Data records
+++

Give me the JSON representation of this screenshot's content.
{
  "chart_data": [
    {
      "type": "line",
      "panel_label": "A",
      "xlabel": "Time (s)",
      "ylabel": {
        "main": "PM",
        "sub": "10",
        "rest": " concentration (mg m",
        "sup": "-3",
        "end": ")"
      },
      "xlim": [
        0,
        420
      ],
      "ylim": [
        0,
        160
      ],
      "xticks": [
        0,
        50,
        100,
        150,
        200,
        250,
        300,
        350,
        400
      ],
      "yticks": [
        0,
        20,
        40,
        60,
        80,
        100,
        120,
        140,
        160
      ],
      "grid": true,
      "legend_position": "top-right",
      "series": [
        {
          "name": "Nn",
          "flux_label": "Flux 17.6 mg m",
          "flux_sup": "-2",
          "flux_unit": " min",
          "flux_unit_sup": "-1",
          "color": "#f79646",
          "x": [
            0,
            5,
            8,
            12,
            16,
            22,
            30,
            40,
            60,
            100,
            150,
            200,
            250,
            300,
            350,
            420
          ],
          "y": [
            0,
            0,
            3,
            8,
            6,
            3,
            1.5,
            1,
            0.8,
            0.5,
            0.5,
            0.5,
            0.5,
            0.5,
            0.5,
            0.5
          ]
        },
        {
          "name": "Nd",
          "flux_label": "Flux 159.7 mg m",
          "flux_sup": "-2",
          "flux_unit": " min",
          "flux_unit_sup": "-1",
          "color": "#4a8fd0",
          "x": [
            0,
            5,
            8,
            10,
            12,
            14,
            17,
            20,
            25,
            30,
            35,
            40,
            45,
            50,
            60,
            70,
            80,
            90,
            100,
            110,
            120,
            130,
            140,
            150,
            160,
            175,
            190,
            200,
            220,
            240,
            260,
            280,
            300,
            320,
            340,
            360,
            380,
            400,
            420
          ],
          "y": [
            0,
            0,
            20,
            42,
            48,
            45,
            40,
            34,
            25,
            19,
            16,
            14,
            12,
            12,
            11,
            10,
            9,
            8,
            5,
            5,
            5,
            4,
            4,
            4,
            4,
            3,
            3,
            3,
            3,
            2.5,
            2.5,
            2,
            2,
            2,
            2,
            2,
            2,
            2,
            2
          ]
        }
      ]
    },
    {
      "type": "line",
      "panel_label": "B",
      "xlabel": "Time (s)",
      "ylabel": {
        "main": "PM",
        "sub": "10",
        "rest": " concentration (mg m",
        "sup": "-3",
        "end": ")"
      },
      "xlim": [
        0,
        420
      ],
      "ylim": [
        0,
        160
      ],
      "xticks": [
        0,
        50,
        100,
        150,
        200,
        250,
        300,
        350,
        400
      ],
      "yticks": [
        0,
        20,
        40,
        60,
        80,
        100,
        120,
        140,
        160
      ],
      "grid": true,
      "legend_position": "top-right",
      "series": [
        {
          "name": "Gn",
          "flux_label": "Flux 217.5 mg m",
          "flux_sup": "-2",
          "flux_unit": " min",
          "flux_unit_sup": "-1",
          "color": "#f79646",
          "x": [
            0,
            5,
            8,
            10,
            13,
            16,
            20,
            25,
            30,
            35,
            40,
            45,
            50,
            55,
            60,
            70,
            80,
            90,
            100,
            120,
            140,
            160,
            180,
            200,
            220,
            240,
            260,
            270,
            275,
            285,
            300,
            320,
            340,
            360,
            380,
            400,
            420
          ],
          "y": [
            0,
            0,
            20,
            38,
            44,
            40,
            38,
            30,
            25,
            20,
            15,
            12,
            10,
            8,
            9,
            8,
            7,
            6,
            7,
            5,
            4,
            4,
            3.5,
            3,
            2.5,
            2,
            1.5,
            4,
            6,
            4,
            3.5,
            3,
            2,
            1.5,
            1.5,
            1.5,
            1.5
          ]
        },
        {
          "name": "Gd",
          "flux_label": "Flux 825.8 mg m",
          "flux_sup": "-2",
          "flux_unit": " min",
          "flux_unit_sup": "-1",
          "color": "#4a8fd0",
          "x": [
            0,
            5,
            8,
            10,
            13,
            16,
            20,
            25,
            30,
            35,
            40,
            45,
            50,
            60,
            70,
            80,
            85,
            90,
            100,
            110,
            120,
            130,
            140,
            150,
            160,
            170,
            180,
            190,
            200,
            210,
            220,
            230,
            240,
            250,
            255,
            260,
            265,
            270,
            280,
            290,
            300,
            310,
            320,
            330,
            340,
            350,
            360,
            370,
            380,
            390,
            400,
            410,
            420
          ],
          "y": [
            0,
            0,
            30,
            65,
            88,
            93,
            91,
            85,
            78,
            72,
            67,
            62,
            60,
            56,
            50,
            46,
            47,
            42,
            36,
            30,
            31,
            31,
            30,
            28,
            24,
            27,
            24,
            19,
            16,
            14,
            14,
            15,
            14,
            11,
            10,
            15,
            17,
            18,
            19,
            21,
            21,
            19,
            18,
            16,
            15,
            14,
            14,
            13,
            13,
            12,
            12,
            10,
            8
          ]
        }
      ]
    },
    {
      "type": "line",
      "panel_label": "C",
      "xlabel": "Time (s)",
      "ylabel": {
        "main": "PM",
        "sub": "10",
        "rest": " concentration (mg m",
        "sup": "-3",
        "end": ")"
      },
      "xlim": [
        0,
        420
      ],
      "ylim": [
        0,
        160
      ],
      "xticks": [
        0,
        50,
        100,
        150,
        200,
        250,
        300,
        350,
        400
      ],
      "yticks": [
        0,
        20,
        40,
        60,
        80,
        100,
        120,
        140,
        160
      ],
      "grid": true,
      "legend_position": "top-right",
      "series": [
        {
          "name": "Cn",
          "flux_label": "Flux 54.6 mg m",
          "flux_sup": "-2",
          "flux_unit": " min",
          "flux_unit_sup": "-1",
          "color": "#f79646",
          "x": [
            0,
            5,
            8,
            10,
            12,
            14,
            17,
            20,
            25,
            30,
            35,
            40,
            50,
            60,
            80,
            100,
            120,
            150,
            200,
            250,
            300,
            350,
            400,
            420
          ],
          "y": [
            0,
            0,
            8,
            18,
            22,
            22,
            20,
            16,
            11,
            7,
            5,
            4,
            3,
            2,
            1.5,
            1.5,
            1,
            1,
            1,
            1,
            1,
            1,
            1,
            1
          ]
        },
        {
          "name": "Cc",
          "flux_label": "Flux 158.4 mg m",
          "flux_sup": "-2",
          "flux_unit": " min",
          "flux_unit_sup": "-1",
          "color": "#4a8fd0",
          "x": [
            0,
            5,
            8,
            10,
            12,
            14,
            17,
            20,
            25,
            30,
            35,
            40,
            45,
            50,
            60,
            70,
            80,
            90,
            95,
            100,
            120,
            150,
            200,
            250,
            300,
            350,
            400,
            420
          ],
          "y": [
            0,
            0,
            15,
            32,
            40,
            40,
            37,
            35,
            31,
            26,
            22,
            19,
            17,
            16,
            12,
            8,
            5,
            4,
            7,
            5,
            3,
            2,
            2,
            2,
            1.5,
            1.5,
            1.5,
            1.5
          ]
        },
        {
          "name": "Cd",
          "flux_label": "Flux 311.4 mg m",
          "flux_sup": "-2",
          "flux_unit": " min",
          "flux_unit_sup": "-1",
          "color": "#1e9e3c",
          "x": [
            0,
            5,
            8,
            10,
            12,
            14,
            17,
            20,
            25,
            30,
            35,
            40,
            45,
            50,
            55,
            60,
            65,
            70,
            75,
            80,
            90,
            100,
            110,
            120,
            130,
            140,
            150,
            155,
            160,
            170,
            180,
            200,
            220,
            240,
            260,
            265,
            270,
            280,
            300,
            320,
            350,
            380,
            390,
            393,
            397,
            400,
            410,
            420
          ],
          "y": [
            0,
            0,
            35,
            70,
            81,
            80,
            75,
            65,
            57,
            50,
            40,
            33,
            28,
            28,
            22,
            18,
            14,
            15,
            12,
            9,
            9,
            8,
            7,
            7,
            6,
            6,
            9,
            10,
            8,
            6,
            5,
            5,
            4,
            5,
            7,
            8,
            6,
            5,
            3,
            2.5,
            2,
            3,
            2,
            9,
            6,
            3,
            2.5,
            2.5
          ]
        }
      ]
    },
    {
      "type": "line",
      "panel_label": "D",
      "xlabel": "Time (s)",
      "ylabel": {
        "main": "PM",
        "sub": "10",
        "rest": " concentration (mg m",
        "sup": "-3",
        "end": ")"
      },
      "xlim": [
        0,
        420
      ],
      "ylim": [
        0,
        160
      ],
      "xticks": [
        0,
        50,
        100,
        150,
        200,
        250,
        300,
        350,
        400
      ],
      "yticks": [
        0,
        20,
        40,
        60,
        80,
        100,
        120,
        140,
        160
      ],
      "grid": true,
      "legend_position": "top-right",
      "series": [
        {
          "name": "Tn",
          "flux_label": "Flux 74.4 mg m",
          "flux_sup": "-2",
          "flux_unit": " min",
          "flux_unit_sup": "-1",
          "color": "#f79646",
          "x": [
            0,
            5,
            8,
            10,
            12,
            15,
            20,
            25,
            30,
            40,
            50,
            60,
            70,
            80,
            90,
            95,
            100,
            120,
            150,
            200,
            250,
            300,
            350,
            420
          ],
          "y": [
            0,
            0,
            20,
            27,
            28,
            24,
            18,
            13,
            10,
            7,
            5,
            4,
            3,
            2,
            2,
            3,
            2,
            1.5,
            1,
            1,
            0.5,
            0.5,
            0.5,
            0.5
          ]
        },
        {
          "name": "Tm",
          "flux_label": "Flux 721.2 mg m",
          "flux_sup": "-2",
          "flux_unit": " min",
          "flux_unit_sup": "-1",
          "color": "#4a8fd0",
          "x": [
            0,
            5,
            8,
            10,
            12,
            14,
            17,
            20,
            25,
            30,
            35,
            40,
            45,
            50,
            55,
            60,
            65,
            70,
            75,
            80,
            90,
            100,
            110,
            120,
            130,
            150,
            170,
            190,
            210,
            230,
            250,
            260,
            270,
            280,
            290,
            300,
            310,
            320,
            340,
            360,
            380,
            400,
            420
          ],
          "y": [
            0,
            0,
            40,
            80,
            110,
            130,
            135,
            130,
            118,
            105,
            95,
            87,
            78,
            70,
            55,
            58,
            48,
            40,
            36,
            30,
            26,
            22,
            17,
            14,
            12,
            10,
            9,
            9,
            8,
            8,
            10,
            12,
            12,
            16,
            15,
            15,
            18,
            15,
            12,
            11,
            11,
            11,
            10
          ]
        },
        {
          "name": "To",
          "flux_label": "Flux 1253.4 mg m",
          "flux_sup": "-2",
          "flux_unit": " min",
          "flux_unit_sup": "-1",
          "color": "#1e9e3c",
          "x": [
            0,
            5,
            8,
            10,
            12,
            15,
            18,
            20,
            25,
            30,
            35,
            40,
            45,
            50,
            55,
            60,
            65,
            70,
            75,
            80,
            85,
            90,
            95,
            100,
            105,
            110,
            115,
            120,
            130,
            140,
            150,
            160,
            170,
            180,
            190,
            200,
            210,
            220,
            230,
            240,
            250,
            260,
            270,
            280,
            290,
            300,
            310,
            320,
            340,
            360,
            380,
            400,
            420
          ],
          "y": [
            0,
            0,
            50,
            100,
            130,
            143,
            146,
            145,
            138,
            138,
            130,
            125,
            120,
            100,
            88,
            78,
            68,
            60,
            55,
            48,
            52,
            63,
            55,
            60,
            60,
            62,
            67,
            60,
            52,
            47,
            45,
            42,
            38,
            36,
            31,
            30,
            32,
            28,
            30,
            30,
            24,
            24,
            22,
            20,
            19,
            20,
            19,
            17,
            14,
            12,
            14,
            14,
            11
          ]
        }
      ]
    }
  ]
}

+++

# WRITTEN PROBLEM:
Search the data for the string "name" and copy each line where it appears.

# ANSWER TO THE TASK:
          "name": "Nn",
          "name": "Nd",
          "name": "Gn",
          "name": "Gd",
          "name": "Cn",
          "name": "Cc",
          "name": "Cd",
          "name": "Tn",
          "name": "Tm",
          "name": "To",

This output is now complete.